- EXERCISE BRIEF: Output all the material that follows, exactly as given.

- DATASET ROWS:
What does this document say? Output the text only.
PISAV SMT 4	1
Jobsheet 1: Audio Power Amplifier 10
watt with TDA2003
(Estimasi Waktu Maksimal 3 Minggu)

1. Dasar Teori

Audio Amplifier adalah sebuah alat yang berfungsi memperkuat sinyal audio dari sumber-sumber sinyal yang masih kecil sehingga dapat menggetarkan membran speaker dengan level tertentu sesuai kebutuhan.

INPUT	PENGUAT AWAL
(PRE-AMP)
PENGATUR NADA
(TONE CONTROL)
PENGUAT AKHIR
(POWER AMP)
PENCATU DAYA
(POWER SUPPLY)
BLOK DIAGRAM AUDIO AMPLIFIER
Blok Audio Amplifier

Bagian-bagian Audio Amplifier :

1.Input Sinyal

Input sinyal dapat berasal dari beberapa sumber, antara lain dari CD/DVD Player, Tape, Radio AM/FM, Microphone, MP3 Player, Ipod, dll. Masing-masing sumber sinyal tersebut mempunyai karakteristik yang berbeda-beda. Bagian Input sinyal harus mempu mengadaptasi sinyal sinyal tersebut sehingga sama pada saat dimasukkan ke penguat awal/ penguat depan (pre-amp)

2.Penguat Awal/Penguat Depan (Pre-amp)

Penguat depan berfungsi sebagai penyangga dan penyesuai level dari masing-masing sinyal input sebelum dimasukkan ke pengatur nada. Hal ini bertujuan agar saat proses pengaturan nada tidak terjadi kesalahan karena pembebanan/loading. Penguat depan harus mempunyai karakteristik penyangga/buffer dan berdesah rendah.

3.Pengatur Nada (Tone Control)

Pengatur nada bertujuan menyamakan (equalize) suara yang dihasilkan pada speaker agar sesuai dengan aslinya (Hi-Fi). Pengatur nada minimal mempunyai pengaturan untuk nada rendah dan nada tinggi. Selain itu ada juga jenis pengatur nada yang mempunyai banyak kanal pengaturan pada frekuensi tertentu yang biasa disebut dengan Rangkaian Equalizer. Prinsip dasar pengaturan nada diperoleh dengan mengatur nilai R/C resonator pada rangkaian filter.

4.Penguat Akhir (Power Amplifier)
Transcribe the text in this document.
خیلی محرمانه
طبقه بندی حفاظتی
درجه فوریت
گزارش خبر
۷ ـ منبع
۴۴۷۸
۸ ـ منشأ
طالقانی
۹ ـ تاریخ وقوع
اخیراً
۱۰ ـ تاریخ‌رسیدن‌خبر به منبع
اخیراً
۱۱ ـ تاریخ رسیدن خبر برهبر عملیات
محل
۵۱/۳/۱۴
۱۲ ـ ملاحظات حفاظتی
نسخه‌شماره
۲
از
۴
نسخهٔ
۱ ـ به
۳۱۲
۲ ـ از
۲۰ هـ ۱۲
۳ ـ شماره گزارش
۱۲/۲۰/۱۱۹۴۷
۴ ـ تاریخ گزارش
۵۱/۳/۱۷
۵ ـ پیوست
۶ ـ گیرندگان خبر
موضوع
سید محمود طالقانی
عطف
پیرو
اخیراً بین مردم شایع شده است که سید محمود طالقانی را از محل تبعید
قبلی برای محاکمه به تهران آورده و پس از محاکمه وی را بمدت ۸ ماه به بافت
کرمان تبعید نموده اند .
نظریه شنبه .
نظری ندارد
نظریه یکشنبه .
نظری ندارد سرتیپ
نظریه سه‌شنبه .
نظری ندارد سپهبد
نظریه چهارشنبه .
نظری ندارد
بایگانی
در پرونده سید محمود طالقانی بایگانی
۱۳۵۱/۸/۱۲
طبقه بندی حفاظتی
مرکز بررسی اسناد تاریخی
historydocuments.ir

- TASK ANSWER:
What does this document say? Output the text only.
PISAV SMT 4	1
Jobsheet 1: Audio Power Amplifier 10
watt with TDA2003
(Estimasi Waktu Maksimal 3 Minggu)

1. Dasar Teori

Audio Amplifier adalah sebuah alat yang berfungsi memperkuat sinyal audio dari sumber-sumber sinyal yang masih kecil sehingga dapat menggetarkan membran speaker dengan level tertentu sesuai kebutuhan.

INPUT	PENGUAT AWAL
(PRE-AMP)
PENGATUR NADA
(TONE CONTROL)
PENGUAT AKHIR
(POWER AMP)
PENCATU DAYA
(POWER SUPPLY)
BLOK DIAGRAM AUDIO AMPLIFIER
Blok Audio Amplifier

Bagian-bagian Audio Amplifier :

1.Input Sinyal

Input sinyal dapat berasal dari beberapa sumber, antara lain dari CD/DVD Player, Tape, Radio AM/FM, Microphone, MP3 Player, Ipod, dll. Masing-masing sumber sinyal tersebut mempunyai karakteristik yang berbeda-beda. Bagian Input sinyal harus mempu mengadaptasi sinyal sinyal tersebut sehingga sama pada saat dimasukkan ke penguat awal/ penguat depan (pre-amp)

2.Penguat Awal/Penguat Depan (Pre-amp)

Penguat depan berfungsi sebagai penyangga dan penyesuai level dari masing-masing sinyal input sebelum dimasukkan ke pengatur nada. Hal ini bertujuan agar saat proses pengaturan nada tidak terjadi kesalahan karena pembebanan/loading. Penguat depan harus mempunyai karakteristik penyangga/buffer dan berdesah rendah.

3.Pengatur Nada (Tone Control)

Pengatur nada bertujuan menyamakan (equalize) suara yang dihasilkan pada speaker agar sesuai dengan aslinya (Hi-Fi). Pengatur nada minimal mempunyai pengaturan untuk nada rendah dan nada tinggi. Selain itu ada juga jenis pengatur nada yang mempunyai banyak kanal pengaturan pada frekuensi tertentu yang biasa disebut dengan Rangkaian Equalizer. Prinsip dasar pengaturan nada diperoleh dengan mengatur nilai R/C resonator pada rangkaian filter.

4.Penguat Akhir (Power Amplifier)
Transcribe the text in this document.
خیلی محرمانه
طبقه بندی حفاظتی
درجه فوریت
گزارش خبر
۷ ـ منبع
۴۴۷۸
۸ ـ منشأ
طالقانی
۹ ـ تاریخ وقوع
اخیراً
۱۰ ـ تاریخ‌رسیدن‌خبر به منبع
اخیراً
۱۱ ـ تاریخ رسیدن خبر برهبر عملیات
محل
۵۱/۳/۱۴
۱۲ ـ ملاحظات حفاظتی
نسخه‌شماره
۲
از
۴
نسخهٔ
۱ ـ به
۳۱۲
۲ ـ از
۲۰ هـ ۱۲
۳ ـ شماره گزارش
۱۲/۲۰/۱۱۹۴۷
۴ ـ تاریخ گزارش
۵۱/۳/۱۷
۵ ـ پیوست
۶ ـ گیرندگان خبر
موضوع
سید محمود طالقانی
عطف
پیرو
اخیراً بین مردم شایع شده است که سید محمود طالقانی را از محل تبعید
قبلی برای محاکمه به تهران آورده و پس از محاکمه وی را بمدت ۸ ماه به بافت
کرمان تبعید نموده اند .
نظریه شنبه .
نظری ندارد
نظریه یکشنبه .
نظری ندارد سرتیپ
نظریه سه‌شنبه .
نظری ندارد سپهبد
نظریه چهارشنبه .
نظری ندارد
بایگانی
در پرونده سید محمود طالقانی بایگانی
۱۳۵۱/۸/۱۲
طبقه بندی حفاظتی
مرکز بررسی اسناد تاریخی
historydocuments.ir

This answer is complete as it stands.